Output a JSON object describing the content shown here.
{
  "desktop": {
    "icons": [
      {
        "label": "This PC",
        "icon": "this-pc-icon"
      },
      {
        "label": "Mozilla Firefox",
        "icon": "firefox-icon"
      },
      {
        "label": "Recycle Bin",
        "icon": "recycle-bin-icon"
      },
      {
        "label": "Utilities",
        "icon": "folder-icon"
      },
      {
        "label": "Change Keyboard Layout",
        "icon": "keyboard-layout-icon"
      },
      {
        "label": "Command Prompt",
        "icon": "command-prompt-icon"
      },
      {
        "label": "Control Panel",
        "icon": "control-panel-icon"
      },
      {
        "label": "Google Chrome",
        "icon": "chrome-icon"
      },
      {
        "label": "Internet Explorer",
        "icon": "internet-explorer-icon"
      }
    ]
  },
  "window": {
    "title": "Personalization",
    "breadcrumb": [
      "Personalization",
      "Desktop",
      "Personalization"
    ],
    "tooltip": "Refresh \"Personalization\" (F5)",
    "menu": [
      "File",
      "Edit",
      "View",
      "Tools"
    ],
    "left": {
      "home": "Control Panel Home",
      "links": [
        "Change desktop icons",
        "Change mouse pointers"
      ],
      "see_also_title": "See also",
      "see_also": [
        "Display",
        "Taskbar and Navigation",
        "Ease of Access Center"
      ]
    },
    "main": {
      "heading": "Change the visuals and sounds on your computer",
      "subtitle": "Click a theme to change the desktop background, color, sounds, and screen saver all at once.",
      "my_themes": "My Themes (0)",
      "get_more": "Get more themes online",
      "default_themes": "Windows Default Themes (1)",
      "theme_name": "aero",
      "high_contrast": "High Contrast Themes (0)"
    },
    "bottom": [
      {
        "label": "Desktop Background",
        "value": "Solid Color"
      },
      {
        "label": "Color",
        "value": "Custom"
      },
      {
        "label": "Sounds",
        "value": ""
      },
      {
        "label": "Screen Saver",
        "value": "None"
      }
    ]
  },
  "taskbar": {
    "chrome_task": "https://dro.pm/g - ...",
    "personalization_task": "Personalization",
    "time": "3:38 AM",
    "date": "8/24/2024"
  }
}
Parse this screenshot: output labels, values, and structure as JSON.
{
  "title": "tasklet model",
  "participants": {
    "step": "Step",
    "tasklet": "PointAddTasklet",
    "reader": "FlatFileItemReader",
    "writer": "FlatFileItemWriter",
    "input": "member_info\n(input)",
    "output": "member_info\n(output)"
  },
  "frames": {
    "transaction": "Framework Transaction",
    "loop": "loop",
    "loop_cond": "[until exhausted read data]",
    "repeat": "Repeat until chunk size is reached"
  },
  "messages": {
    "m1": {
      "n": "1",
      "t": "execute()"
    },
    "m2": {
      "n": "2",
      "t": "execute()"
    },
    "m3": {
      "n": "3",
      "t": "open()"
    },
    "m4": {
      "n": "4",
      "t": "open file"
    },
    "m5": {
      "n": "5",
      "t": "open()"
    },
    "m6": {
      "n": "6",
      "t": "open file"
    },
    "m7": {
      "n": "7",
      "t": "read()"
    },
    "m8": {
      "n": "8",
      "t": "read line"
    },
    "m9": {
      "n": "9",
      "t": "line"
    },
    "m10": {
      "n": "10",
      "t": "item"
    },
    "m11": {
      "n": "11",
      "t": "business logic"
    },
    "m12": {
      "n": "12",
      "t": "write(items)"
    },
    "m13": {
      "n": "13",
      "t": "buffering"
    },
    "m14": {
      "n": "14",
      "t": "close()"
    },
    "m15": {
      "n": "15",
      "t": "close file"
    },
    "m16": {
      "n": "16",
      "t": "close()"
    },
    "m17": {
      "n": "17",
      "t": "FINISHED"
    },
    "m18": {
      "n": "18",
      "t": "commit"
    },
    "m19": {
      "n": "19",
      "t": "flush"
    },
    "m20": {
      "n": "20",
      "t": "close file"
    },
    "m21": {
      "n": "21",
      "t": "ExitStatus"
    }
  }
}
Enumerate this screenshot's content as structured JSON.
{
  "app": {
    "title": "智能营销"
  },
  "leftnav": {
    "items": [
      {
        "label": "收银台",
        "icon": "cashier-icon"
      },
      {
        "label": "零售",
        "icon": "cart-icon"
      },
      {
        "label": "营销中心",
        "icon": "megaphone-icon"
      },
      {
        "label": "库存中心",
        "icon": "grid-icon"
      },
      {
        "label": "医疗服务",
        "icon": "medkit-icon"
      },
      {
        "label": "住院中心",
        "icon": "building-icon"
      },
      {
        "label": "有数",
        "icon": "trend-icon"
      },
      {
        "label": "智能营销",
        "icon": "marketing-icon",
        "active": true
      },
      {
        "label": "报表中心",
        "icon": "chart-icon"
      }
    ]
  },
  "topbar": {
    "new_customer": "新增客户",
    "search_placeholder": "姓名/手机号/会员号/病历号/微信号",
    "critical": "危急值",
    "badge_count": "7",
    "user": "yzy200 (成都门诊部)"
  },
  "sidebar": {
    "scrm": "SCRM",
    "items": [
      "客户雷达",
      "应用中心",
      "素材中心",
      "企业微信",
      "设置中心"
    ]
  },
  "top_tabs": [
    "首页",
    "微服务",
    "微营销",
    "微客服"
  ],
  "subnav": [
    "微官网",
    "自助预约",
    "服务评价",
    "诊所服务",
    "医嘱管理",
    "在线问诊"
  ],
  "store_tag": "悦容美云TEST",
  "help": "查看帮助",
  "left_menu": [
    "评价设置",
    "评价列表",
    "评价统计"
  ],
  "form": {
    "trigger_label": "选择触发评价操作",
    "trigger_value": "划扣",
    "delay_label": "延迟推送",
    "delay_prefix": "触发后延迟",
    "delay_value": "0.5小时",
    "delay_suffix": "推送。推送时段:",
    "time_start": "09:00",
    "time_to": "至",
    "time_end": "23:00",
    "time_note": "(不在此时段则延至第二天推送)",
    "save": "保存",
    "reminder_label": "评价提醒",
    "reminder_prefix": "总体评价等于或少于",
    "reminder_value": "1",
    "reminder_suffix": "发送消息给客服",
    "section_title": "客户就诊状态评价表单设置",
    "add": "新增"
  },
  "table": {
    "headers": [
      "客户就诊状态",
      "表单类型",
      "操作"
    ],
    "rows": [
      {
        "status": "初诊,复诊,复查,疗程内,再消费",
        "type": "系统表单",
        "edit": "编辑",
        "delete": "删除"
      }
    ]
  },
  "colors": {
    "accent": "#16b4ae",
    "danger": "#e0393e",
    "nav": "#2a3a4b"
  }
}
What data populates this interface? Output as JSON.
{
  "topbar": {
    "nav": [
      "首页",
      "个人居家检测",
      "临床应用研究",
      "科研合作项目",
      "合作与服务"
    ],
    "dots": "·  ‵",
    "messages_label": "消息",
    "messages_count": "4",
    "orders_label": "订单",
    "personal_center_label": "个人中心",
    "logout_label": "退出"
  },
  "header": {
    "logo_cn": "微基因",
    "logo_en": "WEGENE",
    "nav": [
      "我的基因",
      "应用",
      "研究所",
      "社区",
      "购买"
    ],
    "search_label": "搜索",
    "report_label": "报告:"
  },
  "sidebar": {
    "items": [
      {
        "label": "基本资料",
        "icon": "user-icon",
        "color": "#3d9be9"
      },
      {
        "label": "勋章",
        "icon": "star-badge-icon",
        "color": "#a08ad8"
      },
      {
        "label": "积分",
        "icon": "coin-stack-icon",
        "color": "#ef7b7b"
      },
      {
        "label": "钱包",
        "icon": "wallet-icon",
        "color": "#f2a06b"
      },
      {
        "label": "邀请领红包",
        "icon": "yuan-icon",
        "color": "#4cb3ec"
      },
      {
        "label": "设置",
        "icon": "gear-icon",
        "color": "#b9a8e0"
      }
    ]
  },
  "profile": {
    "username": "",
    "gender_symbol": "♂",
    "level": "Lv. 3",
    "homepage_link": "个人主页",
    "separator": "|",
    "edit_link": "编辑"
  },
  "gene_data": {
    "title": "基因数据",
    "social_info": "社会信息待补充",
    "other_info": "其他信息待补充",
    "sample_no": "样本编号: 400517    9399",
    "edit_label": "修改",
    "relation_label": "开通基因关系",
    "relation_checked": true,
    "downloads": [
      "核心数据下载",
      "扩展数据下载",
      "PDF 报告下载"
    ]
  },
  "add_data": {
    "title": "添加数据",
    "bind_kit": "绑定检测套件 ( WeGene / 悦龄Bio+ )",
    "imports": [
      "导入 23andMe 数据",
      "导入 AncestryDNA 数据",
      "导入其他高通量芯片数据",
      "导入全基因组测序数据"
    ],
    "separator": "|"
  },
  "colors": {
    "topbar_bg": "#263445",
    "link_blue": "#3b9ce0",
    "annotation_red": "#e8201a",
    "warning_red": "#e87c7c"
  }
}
□ □ □ □ □
* [TASK DETAILS] Show all lines from the records above where the word "Personalization" occurs.

* [TASK ANSWER]
    "title": "Personalization",
      "Personalization",
      "Personalization"
    "tooltip": "Refresh \"Personalization\" (F5)",
    "personalization_task": "Personalization",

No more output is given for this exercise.